- Objective -
Of all the lines here, how many include the string "offset"? Answer with the number only.

-- Start of Available records --

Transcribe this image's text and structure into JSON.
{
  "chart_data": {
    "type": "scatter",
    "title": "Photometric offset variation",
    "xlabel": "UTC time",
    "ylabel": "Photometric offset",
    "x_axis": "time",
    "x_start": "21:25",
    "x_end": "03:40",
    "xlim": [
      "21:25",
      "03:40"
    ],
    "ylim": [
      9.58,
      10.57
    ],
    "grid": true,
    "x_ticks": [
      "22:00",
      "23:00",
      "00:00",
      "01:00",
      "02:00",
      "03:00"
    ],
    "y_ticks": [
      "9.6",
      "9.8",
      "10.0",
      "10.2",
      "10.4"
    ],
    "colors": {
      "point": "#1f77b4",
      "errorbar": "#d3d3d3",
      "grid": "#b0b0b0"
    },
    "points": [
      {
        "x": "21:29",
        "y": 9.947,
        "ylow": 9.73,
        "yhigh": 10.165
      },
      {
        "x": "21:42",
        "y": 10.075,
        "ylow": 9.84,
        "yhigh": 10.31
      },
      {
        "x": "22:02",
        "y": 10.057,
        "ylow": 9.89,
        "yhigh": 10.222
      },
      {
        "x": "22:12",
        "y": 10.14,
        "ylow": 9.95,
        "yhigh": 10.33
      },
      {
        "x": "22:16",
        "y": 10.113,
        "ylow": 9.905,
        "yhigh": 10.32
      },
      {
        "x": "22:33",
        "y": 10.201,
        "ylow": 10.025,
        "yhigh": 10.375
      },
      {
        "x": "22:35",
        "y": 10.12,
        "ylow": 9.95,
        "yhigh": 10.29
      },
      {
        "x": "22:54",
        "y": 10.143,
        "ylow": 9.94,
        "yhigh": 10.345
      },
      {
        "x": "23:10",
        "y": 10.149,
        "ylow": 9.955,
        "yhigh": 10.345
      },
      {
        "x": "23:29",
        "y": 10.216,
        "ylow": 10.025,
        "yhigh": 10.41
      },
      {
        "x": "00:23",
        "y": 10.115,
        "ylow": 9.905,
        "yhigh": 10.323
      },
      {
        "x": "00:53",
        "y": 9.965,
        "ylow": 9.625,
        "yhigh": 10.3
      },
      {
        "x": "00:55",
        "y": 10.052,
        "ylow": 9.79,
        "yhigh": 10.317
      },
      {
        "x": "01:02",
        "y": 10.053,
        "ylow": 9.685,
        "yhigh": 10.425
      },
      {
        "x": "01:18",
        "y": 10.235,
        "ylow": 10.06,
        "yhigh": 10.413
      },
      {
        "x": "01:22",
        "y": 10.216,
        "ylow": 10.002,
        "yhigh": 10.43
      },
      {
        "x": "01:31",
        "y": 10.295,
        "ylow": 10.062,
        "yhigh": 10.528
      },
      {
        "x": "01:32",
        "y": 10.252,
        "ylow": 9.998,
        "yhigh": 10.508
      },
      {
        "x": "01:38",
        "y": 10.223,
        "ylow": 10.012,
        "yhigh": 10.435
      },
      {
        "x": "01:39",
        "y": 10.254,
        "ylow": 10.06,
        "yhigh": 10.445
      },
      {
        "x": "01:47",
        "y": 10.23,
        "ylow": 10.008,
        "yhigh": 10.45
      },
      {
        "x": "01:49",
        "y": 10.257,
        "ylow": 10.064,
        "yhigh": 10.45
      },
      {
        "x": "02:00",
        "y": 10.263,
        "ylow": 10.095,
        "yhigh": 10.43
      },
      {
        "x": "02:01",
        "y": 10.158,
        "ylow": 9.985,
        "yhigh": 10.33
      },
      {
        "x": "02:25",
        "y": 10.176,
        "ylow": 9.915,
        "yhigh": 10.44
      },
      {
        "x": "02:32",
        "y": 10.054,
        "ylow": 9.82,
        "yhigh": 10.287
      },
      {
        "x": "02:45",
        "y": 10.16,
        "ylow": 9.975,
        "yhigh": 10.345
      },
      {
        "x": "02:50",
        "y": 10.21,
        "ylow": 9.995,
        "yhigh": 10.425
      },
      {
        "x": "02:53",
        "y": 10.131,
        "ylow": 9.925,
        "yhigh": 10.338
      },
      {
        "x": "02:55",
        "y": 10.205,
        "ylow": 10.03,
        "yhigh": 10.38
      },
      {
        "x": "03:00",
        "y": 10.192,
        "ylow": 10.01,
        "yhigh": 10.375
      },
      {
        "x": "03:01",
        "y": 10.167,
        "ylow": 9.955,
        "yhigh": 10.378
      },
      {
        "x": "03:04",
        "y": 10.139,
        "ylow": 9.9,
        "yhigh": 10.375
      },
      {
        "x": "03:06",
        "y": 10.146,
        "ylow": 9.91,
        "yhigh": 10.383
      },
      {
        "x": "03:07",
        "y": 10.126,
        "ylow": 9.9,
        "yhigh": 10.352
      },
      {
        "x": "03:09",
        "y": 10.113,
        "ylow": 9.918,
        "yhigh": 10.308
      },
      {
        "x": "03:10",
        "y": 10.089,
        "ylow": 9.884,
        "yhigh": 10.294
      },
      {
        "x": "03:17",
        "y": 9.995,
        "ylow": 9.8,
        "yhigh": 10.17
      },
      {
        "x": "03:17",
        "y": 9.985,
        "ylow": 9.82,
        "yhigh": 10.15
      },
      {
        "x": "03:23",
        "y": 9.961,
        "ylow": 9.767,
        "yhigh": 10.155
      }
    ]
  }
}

-- End of Available records --

- The result -
2